- [Stated goal]:
Send back the records in full, character for character.

======

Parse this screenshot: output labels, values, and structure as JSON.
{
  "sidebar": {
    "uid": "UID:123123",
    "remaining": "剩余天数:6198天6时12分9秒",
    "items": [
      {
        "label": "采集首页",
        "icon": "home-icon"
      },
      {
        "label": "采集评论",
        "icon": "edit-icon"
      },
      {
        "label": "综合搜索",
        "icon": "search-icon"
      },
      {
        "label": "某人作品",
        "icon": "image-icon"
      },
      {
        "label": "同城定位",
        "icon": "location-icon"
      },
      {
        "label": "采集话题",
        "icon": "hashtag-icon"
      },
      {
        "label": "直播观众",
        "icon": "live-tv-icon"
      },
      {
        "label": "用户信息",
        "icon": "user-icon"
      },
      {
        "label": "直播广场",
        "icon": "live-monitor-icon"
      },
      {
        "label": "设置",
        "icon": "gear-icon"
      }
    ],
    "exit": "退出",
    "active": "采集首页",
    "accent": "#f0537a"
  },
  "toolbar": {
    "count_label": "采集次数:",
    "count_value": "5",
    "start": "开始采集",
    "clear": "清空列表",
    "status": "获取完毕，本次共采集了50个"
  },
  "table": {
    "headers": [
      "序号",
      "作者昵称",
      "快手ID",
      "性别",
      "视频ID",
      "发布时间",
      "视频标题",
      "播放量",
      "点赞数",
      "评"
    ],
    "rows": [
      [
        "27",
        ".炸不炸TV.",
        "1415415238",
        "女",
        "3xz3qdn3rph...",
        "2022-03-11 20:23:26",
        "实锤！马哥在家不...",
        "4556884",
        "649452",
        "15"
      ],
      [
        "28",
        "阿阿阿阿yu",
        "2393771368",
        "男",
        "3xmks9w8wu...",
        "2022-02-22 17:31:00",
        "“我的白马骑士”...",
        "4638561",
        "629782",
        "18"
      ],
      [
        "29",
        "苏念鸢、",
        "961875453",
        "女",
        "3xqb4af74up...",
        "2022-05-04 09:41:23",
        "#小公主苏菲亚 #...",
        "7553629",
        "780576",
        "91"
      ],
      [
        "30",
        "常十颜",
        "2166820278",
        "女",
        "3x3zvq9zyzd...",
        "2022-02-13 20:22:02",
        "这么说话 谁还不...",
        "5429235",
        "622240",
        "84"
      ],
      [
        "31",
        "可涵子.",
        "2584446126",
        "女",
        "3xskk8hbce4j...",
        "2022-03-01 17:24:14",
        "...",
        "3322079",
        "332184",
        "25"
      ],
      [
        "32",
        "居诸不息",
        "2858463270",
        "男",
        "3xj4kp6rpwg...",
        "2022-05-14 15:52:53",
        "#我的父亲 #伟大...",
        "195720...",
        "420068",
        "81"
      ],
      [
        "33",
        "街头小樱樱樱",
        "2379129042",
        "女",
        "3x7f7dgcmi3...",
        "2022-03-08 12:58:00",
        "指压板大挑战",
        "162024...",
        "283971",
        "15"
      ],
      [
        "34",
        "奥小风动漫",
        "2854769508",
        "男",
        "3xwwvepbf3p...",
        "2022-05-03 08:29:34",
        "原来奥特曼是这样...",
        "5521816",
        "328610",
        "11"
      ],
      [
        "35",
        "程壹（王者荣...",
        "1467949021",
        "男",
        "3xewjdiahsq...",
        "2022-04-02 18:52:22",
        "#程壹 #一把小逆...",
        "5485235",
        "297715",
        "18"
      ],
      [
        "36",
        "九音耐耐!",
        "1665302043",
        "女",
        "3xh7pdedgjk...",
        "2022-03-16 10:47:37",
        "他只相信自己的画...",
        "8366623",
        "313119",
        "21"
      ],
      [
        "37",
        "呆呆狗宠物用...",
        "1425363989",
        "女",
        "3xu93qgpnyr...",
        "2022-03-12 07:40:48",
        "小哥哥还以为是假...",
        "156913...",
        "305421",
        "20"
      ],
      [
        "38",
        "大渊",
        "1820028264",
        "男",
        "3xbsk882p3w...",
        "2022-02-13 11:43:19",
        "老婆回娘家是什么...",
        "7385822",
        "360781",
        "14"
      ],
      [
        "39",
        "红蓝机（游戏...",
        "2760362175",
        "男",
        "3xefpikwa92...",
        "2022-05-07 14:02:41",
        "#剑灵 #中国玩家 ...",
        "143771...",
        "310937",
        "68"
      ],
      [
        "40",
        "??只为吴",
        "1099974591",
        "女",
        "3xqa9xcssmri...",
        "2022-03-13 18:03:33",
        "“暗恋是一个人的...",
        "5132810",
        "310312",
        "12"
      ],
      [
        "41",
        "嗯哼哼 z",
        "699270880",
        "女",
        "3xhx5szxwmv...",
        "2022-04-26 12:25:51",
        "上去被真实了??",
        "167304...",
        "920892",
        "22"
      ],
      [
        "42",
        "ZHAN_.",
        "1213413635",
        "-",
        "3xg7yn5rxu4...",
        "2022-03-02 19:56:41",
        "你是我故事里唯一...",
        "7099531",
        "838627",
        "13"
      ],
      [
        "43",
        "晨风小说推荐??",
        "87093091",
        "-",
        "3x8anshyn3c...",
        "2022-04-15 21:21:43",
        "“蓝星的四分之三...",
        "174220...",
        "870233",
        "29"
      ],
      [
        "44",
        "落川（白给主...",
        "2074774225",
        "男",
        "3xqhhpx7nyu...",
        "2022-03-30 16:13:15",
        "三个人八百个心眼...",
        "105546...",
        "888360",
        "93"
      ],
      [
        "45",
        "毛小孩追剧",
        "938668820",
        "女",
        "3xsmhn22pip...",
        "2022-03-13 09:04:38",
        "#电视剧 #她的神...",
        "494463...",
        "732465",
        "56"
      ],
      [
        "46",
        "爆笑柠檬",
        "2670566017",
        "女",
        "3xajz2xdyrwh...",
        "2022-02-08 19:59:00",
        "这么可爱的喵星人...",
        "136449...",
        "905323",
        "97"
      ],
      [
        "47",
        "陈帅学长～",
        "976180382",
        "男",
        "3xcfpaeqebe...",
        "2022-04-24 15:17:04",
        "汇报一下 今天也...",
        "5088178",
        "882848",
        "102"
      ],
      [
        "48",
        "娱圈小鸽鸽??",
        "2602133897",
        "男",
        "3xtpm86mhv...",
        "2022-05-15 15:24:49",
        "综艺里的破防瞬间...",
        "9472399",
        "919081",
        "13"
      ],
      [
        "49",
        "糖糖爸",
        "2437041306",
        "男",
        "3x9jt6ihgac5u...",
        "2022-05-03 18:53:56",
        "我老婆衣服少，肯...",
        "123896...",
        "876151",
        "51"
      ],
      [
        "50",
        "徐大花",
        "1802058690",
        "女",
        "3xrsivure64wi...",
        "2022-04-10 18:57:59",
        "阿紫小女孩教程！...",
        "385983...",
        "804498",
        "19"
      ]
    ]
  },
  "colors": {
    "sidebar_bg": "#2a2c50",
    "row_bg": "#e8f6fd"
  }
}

======

- [Response to this exercise]:
Parse this screenshot: output labels, values, and structure as JSON.
{
  "sidebar": {
    "uid": "UID:123123",
    "remaining": "剩余天数:6198天6时12分9秒",
    "items": [
      {
        "label": "采集首页",
        "icon": "home-icon"
      },
      {
        "label": "采集评论",
        "icon": "edit-icon"
      },
      {
        "label": "综合搜索",
        "icon": "search-icon"
      },
      {
        "label": "某人作品",
        "icon": "image-icon"
      },
      {
        "label": "同城定位",
        "icon": "location-icon"
      },
      {
        "label": "采集话题",
        "icon": "hashtag-icon"
      },
      {
        "label": "直播观众",
        "icon": "live-tv-icon"
      },
      {
        "label": "用户信息",
        "icon": "user-icon"
      },
      {
        "label": "直播广场",
        "icon": "live-monitor-icon"
      },
      {
        "label": "设置",
        "icon": "gear-icon"
      }
    ],
    "exit": "退出",
    "active": "采集首页",
    "accent": "#f0537a"
  },
  "toolbar": {
    "count_label": "采集次数:",
    "count_value": "5",
    "start": "开始采集",
    "clear": "清空列表",
    "status": "获取完毕，本次共采集了50个"
  },
  "table": {
    "headers": [
      "序号",
      "作者昵称",
      "快手ID",
      "性别",
      "视频ID",
      "发布时间",
      "视频标题",
      "播放量",
      "点赞数",
      "评"
    ],
    "rows": [
      [
        "27",
        ".炸不炸TV.",
        "1415415238",
        "女",
        "3xz3qdn3rph...",
        "2022-03-11 20:23:26",
        "实锤！马哥在家不...",
        "4556884",
        "649452",
        "15"
      ],
      [
        "28",
        "阿阿阿阿yu",
        "2393771368",
        "男",
        "3xmks9w8wu...",
        "2022-02-22 17:31:00",
        "“我的白马骑士”...",
        "4638561",
        "629782",
        "18"
      ],
      [
        "29",
        "苏念鸢、",
        "961875453",
        "女",
        "3xqb4af74up...",
        "2022-05-04 09:41:23",
        "#小公主苏菲亚 #...",
        "7553629",
        "780576",
        "91"
      ],
      [
        "30",
        "常十颜",
        "2166820278",
        "女",
        "3x3zvq9zyzd...",
        "2022-02-13 20:22:02",
        "这么说话 谁还不...",
        "5429235",
        "622240",
        "84"
      ],
      [
        "31",
        "可涵子.",
        "2584446126",
        "女",
        "3xskk8hbce4j...",
        "2022-03-01 17:24:14",
        "...",
        "3322079",
        "332184",
        "25"
      ],
      [
        "32",
        "居诸不息",
        "2858463270",
        "男",
        "3xj4kp6rpwg...",
        "2022-05-14 15:52:53",
        "#我的父亲 #伟大...",
        "195720...",
        "420068",
        "81"
      ],
      [
        "33",
        "街头小樱樱樱",
        "2379129042",
        "女",
        "3x7f7dgcmi3...",
        "2022-03-08 12:58:00",
        "指压板大挑战",
        "162024...",
        "283971",
        "15"
      ],
      [
        "34",
        "奥小风动漫",
        "2854769508",
        "男",
        "3xwwvepbf3p...",
        "2022-05-03 08:29:34",
        "原来奥特曼是这样...",
        "5521816",
        "328610",
        "11"
      ],
      [
        "35",
        "程壹（王者荣...",
        "1467949021",
        "男",
        "3xewjdiahsq...",
        "2022-04-02 18:52:22",
        "#程壹 #一把小逆...",
        "5485235",
        "297715",
        "18"
      ],
      [
        "36",
        "九音耐耐!",
        "1665302043",
        "女",
        "3xh7pdedgjk...",
        "2022-03-16 10:47:37",
        "他只相信自己的画...",
        "8366623",
        "313119",
        "21"
      ],
      [
        "37",
        "呆呆狗宠物用...",
        "1425363989",
        "女",
        "3xu93qgpnyr...",
        "2022-03-12 07:40:48",
        "小哥哥还以为是假...",
        "156913...",
        "305421",
        "20"
      ],
      [
        "38",
        "大渊",
        "1820028264",
        "男",
        "3xbsk882p3w...",
        "2022-02-13 11:43:19",
        "老婆回娘家是什么...",
        "7385822",
        "360781",
        "14"
      ],
      [
        "39",
        "红蓝机（游戏...",
        "2760362175",
        "男",
        "3xefpikwa92...",
        "2022-05-07 14:02:41",
        "#剑灵 #中国玩家 ...",
        "143771...",
        "310937",
        "68"
      ],
      [
        "40",
        "??只为吴",
        "1099974591",
        "女",
        "3xqa9xcssmri...",
        "2022-03-13 18:03:33",
        "“暗恋是一个人的...",
        "5132810",
        "310312",
        "12"
      ],
      [
        "41",
        "嗯哼哼 z",
        "699270880",
        "女",
        "3xhx5szxwmv...",
        "2022-04-26 12:25:51",
        "上去被真实了??",
        "167304...",
        "920892",
        "22"
      ],
      [
        "42",
        "ZHAN_.",
        "1213413635",
        "-",
        "3xg7yn5rxu4...",
        "2022-03-02 19:56:41",
        "你是我故事里唯一...",
        "7099531",
        "838627",
        "13"
      ],
      [
        "43",
        "晨风小说推荐??",
        "87093091",
        "-",
        "3x8anshyn3c...",
        "2022-04-15 21:21:43",
        "“蓝星的四分之三...",
        "174220...",
        "870233",
        "29"
      ],
      [
        "44",
        "落川（白给主...",
        "2074774225",
        "男",
        "3xqhhpx7nyu...",
        "2022-03-30 16:13:15",
        "三个人八百个心眼...",
        "105546...",
        "888360",
        "93"
      ],
      [
        "45",
        "毛小孩追剧",
        "938668820",
        "女",
        "3xsmhn22pip...",
        "2022-03-13 09:04:38",
        "#电视剧 #她的神...",
        "494463...",
        "732465",
        "56"
      ],
      [
        "46",
        "爆笑柠檬",
        "2670566017",
        "女",
        "3xajz2xdyrwh...",
        "2022-02-08 19:59:00",
        "这么可爱的喵星人...",
        "136449...",
        "905323",
        "97"
      ],
      [
        "47",
        "陈帅学长～",
        "976180382",
        "男",
        "3xcfpaeqebe...",
        "2022-04-24 15:17:04",
        "汇报一下 今天也...",
        "5088178",
        "882848",
        "102"
      ],
      [
        "48",
        "娱圈小鸽鸽??",
        "2602133897",
        "男",
        "3xtpm86mhv...",
        "2022-05-15 15:24:49",
        "综艺里的破防瞬间...",
        "9472399",
        "919081",
        "13"
      ],
      [
        "49",
        "糖糖爸",
        "2437041306",
        "男",
        "3x9jt6ihgac5u...",
        "2022-05-03 18:53:56",
        "我老婆衣服少，肯...",
        "123896...",
        "876151",
        "51"
      ],
      [
        "50",
        "徐大花",
        "1802058690",
        "女",
        "3xrsivure64wi...",
        "2022-04-10 18:57:59",
        "阿紫小女孩教程！...",
        "385983...",
        "804498",
        "19"
      ]
    ]
  },
  "colors": {
    "sidebar_bg": "#2a2c50",
    "row_bg": "#e8f6fd"
  }
}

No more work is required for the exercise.